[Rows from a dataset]
*-*-*
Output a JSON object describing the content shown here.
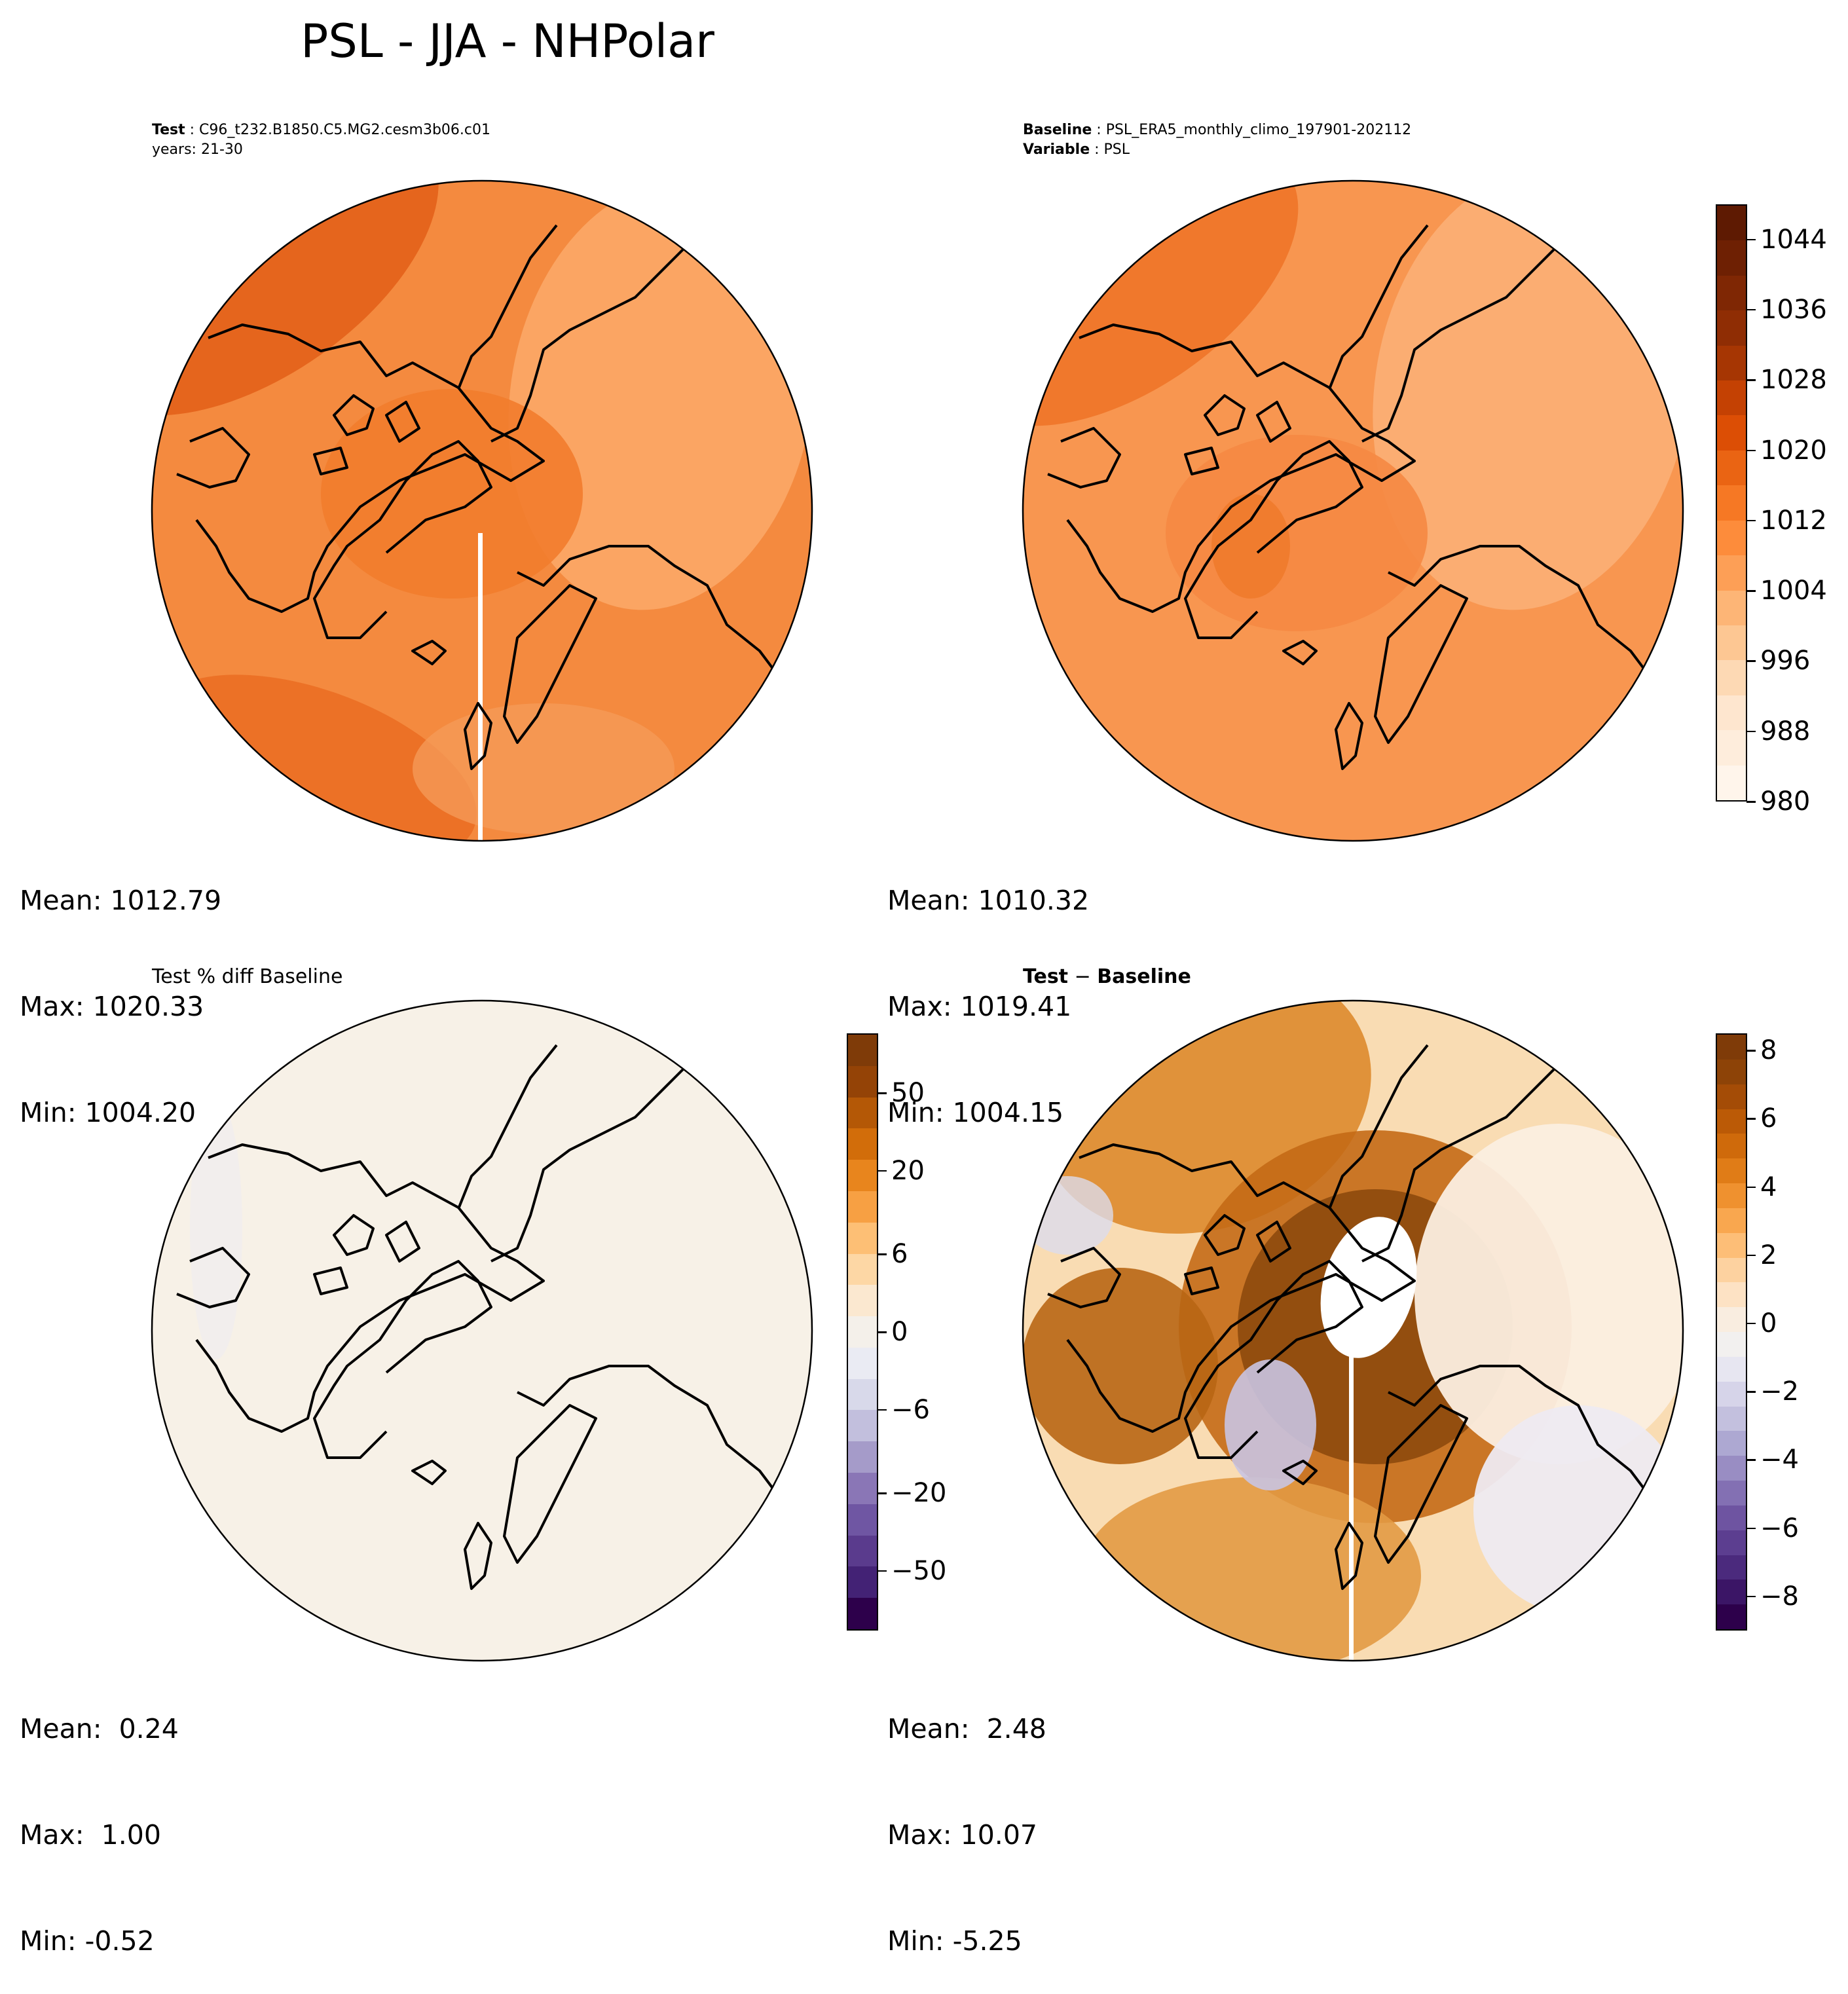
{
  "title": "PSL - JJA - NHPolar",
  "panels": {
    "test": {
      "caption_label": "Test",
      "caption_value": "C96_t232.B1850.C5.MG2.cesm3b06.c01",
      "caption_line2": "years: 21-30",
      "mean": "Mean: 1012.79",
      "max": "Max: 1020.33",
      "min": "Min: 1004.20"
    },
    "baseline": {
      "caption_label": "Baseline",
      "caption_value": "PSL_ERA5_monthly_climo_197901-202112",
      "caption2_label": "Variable",
      "caption2_value": "PSL",
      "mean": "Mean: 1010.32",
      "max": "Max: 1019.41",
      "min": "Min: 1004.15"
    },
    "pctdiff": {
      "title": "Test % diff Baseline",
      "mean": "Mean:  0.24",
      "max": "Max:  1.00",
      "min": "Min: -0.52"
    },
    "diff": {
      "title_a": "Test",
      "title_sep": " − ",
      "title_b": "Baseline",
      "mean": "Mean:  2.48",
      "max": "Max: 10.07",
      "min": "Min: -5.25"
    }
  },
  "chart_data": [
    {
      "type": "heatmap",
      "name_ref": "Test",
      "projection": "north polar stereographic",
      "region": "NHPolar",
      "stats": {
        "mean": 1012.79,
        "max": 1020.33,
        "min": 1004.2
      }
    },
    {
      "type": "heatmap",
      "name_ref": "Baseline",
      "projection": "north polar stereographic",
      "region": "NHPolar",
      "stats": {
        "mean": 1010.32,
        "max": 1019.41,
        "min": 1004.15
      },
      "colorbar": {
        "colormap": "Oranges",
        "range": [
          980,
          1048
        ],
        "ticks": [
          980,
          988,
          996,
          1004,
          1012,
          1020,
          1028,
          1036,
          1044
        ],
        "tick_labels": [
          "980",
          "988",
          "996",
          "1004",
          "1012",
          "1020",
          "1028",
          "1036",
          "1044"
        ],
        "colors": [
          "#fff5eb",
          "#feeddc",
          "#fee6cf",
          "#fdd9b4",
          "#fdc793",
          "#fdb576",
          "#fd9f56",
          "#fd8c3b",
          "#f67824",
          "#ea6413",
          "#dc4e05",
          "#c44103",
          "#a63603",
          "#8f2d04",
          "#7f2704",
          "#6e2003",
          "#5e1a02"
        ]
      }
    },
    {
      "type": "heatmap",
      "name_ref": "Test % diff Baseline",
      "projection": "north polar stereographic",
      "stats": {
        "mean": 0.24,
        "max": 1.0,
        "min": -0.52
      },
      "colorbar": {
        "colormap": "PuOr_r",
        "ticks": [
          -50,
          -20,
          -6,
          0,
          6,
          20,
          50
        ],
        "tick_labels": [
          "−50",
          "−20",
          "−6",
          "0",
          "6",
          "20",
          "50"
        ],
        "colors": [
          "#2d004b",
          "#432275",
          "#5a3b8d",
          "#6f56a3",
          "#8a76b6",
          "#a59bc9",
          "#c2bfdd",
          "#d8d9ea",
          "#eaebf3",
          "#f4f0ea",
          "#fbe8d0",
          "#fdd7a5",
          "#fdbf75",
          "#f7a043",
          "#e8851d",
          "#d26d0a",
          "#b45806",
          "#944306",
          "#7f3b08"
        ]
      }
    },
    {
      "type": "heatmap",
      "name_ref": "Test − Baseline",
      "projection": "north polar stereographic",
      "stats": {
        "mean": 2.48,
        "max": 10.07,
        "min": -5.25
      },
      "colorbar": {
        "colormap": "PuOr_r",
        "range": [
          -9,
          8.5
        ],
        "ticks": [
          -8,
          -6,
          -4,
          -2,
          0,
          2,
          4,
          6,
          8
        ],
        "tick_labels": [
          "−8",
          "−6",
          "−4",
          "−2",
          "0",
          "2",
          "4",
          "6",
          "8"
        ],
        "colors": [
          "#2d004b",
          "#3b1566",
          "#4b2a7d",
          "#5c3e90",
          "#6e54a1",
          "#8370b3",
          "#998dc3",
          "#ada8d2",
          "#c3c0de",
          "#d6d4e9",
          "#e7e6f1",
          "#f2f0ef",
          "#f9ede0",
          "#fde2c4",
          "#fdd2a0",
          "#fdbe77",
          "#f9a74f",
          "#ef912f",
          "#e07c17",
          "#cf6a0b",
          "#bb5a06",
          "#a44c06",
          "#8d4307",
          "#7f3b08"
        ]
      }
    }
  ]
}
*-*-*
■ **Task statement**: All of the material above needs to be restated exactly, with no pictures.

■ **Exercise result**:
Output a JSON object describing the content shown here.
{
  "title": "PSL - JJA - NHPolar",
  "panels": {
    "test": {
      "caption_label": "Test",
      "caption_value": "C96_t232.B1850.C5.MG2.cesm3b06.c01",
      "caption_line2": "years: 21-30",
      "mean": "Mean: 1012.79",
      "max": "Max: 1020.33",
      "min": "Min: 1004.20"
    },
    "baseline": {
      "caption_label": "Baseline",
      "caption_value": "PSL_ERA5_monthly_climo_197901-202112",
      "caption2_label": "Variable",
      "caption2_value": "PSL",
      "mean": "Mean: 1010.32",
      "max": "Max: 1019.41",
      "min": "Min: 1004.15"
    },
    "pctdiff": {
      "title": "Test % diff Baseline",
      "mean": "Mean:  0.24",
      "max": "Max:  1.00",
      "min": "Min: -0.52"
    },
    "diff": {
      "title_a": "Test",
      "title_sep": " − ",
      "title_b": "Baseline",
      "mean": "Mean:  2.48",
      "max": "Max: 10.07",
      "min": "Min: -5.25"
    }
  },
  "chart_data": [
    {
      "type": "heatmap",
      "name_ref": "Test",
      "projection": "north polar stereographic",
      "region": "NHPolar",
      "stats": {
        "mean": 1012.79,
        "max": 1020.33,
        "min": 1004.2
      }
    },
    {
      "type": "heatmap",
      "name_ref": "Baseline",
      "projection": "north polar stereographic",
      "region": "NHPolar",
      "stats": {
        "mean": 1010.32,
        "max": 1019.41,
        "min": 1004.15
      },
      "colorbar": {
        "colormap": "Oranges",
        "range": [
          980,
          1048
        ],
        "ticks": [
          980,
          988,
          996,
          1004,
          1012,
          1020,
          1028,
          1036,
          1044
        ],
        "tick_labels": [
          "980",
          "988",
          "996",
          "1004",
          "1012",
          "1020",
          "1028",
          "1036",
          "1044"
        ],
        "colors": [
          "#fff5eb",
          "#feeddc",
          "#fee6cf",
          "#fdd9b4",
          "#fdc793",
          "#fdb576",
          "#fd9f56",
          "#fd8c3b",
          "#f67824",
          "#ea6413",
          "#dc4e05",
          "#c44103",
          "#a63603",
          "#8f2d04",
          "#7f2704",
          "#6e2003",
          "#5e1a02"
        ]
      }
    },
    {
      "type": "heatmap",
      "name_ref": "Test % diff Baseline",
      "projection": "north polar stereographic",
      "stats": {
        "mean": 0.24,
        "max": 1.0,
        "min": -0.52
      },
      "colorbar": {
        "colormap": "PuOr_r",
        "ticks": [
          -50,
          -20,
          -6,
          0,
          6,
          20,
          50
        ],
        "tick_labels": [
          "−50",
          "−20",
          "−6",
          "0",
          "6",
          "20",
          "50"
        ],
        "colors": [
          "#2d004b",
          "#432275",
          "#5a3b8d",
          "#6f56a3",
          "#8a76b6",
          "#a59bc9",
          "#c2bfdd",
          "#d8d9ea",
          "#eaebf3",
          "#f4f0ea",
          "#fbe8d0",
          "#fdd7a5",
          "#fdbf75",
          "#f7a043",
          "#e8851d",
          "#d26d0a",
          "#b45806",
          "#944306",
          "#7f3b08"
        ]
      }
    },
    {
      "type": "heatmap",
      "name_ref": "Test − Baseline",
      "projection": "north polar stereographic",
      "stats": {
        "mean": 2.48,
        "max": 10.07,
        "min": -5.25
      },
      "colorbar": {
        "colormap": "PuOr_r",
        "range": [
          -9,
          8.5
        ],
        "ticks": [
          -8,
          -6,
          -4,
          -2,
          0,
          2,
          4,
          6,
          8
        ],
        "tick_labels": [
          "−8",
          "−6",
          "−4",
          "−2",
          "0",
          "2",
          "4",
          "6",
          "8"
        ],
        "colors": [
          "#2d004b",
          "#3b1566",
          "#4b2a7d",
          "#5c3e90",
          "#6e54a1",
          "#8370b3",
          "#998dc3",
          "#ada8d2",
          "#c3c0de",
          "#d6d4e9",
          "#e7e6f1",
          "#f2f0ef",
          "#f9ede0",
          "#fde2c4",
          "#fdd2a0",
          "#fdbe77",
          "#f9a74f",
          "#ef912f",
          "#e07c17",
          "#cf6a0b",
          "#bb5a06",
          "#a44c06",
          "#8d4307",
          "#7f3b08"
        ]
      }
    }
  ]
}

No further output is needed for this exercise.